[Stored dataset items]

——————————

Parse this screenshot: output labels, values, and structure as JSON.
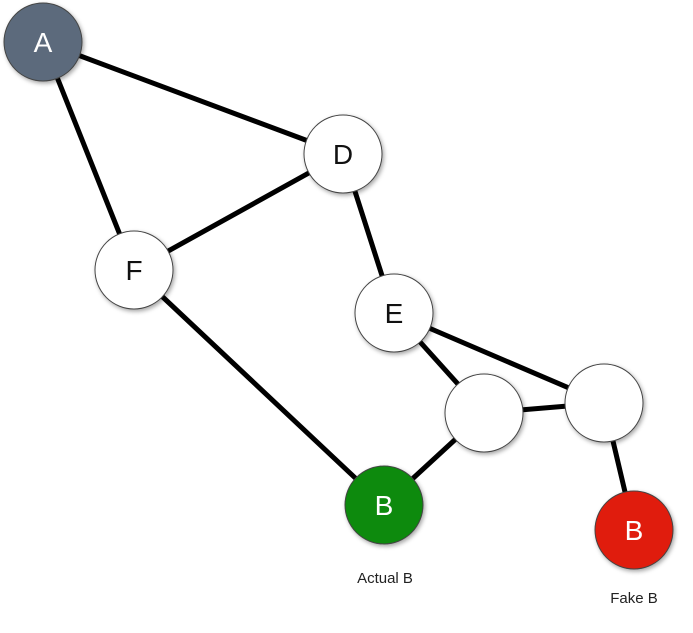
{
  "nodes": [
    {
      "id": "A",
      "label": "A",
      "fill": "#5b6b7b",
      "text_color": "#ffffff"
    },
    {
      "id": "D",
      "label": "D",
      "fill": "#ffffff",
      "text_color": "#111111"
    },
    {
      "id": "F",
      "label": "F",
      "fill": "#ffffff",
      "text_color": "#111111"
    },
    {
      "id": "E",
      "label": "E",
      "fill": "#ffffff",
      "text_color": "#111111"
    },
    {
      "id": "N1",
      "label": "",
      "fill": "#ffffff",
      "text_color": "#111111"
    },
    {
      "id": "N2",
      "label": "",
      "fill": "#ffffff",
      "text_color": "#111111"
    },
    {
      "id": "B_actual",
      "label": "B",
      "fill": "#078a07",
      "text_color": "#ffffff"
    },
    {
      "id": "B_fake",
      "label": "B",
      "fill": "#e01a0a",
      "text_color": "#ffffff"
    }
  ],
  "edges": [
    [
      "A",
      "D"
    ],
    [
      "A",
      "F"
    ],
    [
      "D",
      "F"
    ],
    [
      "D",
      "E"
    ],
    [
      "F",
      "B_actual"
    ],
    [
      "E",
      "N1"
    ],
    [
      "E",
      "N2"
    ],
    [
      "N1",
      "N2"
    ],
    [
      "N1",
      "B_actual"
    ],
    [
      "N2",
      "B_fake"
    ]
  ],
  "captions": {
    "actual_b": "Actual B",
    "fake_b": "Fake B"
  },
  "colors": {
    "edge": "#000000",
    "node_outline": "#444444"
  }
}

——————————

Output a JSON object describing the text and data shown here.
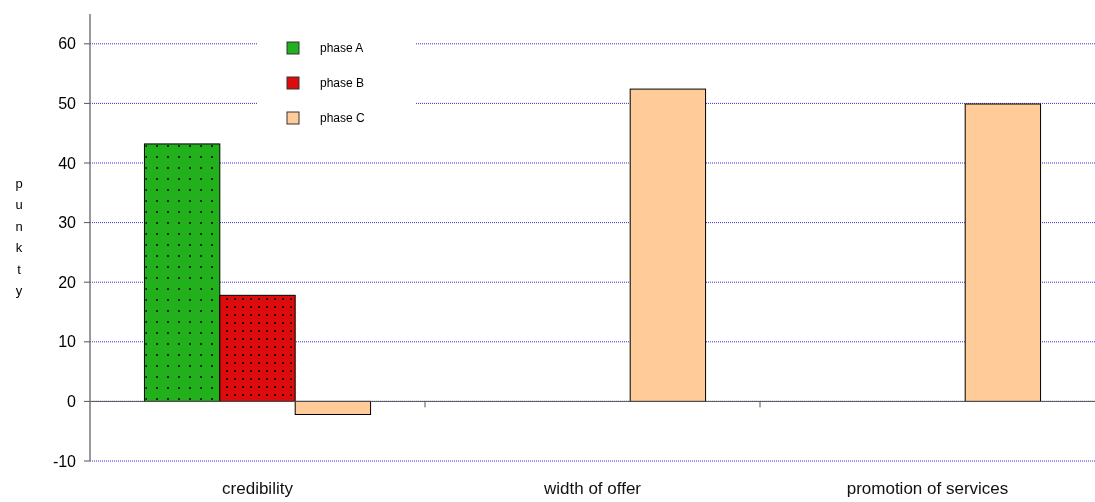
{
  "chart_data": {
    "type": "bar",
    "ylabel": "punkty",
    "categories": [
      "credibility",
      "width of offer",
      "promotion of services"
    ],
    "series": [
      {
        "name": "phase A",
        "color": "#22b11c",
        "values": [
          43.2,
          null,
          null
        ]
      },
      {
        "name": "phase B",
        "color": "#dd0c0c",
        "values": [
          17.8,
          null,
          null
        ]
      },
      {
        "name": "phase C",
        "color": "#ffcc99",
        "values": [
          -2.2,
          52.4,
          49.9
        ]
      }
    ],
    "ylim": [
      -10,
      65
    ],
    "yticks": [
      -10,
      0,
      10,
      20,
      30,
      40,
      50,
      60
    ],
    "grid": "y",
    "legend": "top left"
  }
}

——————————

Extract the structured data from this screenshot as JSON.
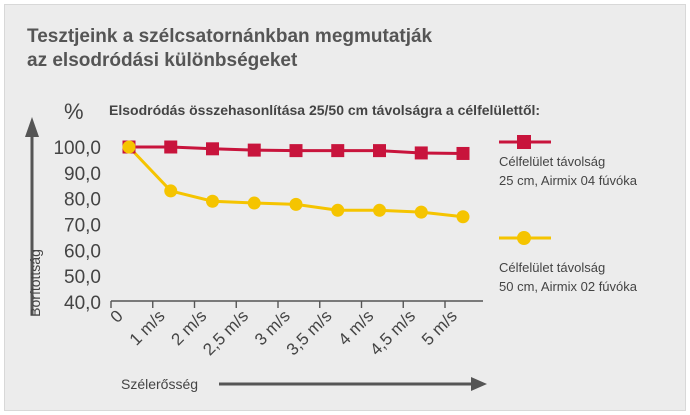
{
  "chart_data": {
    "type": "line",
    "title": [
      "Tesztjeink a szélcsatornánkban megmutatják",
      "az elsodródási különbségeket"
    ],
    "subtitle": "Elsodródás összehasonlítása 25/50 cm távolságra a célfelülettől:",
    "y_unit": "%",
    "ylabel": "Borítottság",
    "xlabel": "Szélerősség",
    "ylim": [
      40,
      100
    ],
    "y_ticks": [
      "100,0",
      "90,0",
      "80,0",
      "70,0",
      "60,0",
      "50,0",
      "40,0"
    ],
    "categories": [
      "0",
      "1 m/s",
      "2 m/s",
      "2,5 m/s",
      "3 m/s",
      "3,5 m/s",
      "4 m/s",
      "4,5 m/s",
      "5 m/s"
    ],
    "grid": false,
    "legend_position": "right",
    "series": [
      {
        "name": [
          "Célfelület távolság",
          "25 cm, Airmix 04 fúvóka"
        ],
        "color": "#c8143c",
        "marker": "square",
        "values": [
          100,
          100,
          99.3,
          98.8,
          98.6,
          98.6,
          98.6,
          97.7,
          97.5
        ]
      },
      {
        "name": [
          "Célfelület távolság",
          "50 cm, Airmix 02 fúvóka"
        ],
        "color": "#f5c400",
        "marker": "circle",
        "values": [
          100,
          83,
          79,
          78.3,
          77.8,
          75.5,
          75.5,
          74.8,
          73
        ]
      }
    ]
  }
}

——————————

— What to produce —
Pick out and copy the lines of the material that include the word "name".

— Result of the task —
        "name": "phase A",
        "name": "phase B",
        "name": "phase C",
        "name": [
        "name": [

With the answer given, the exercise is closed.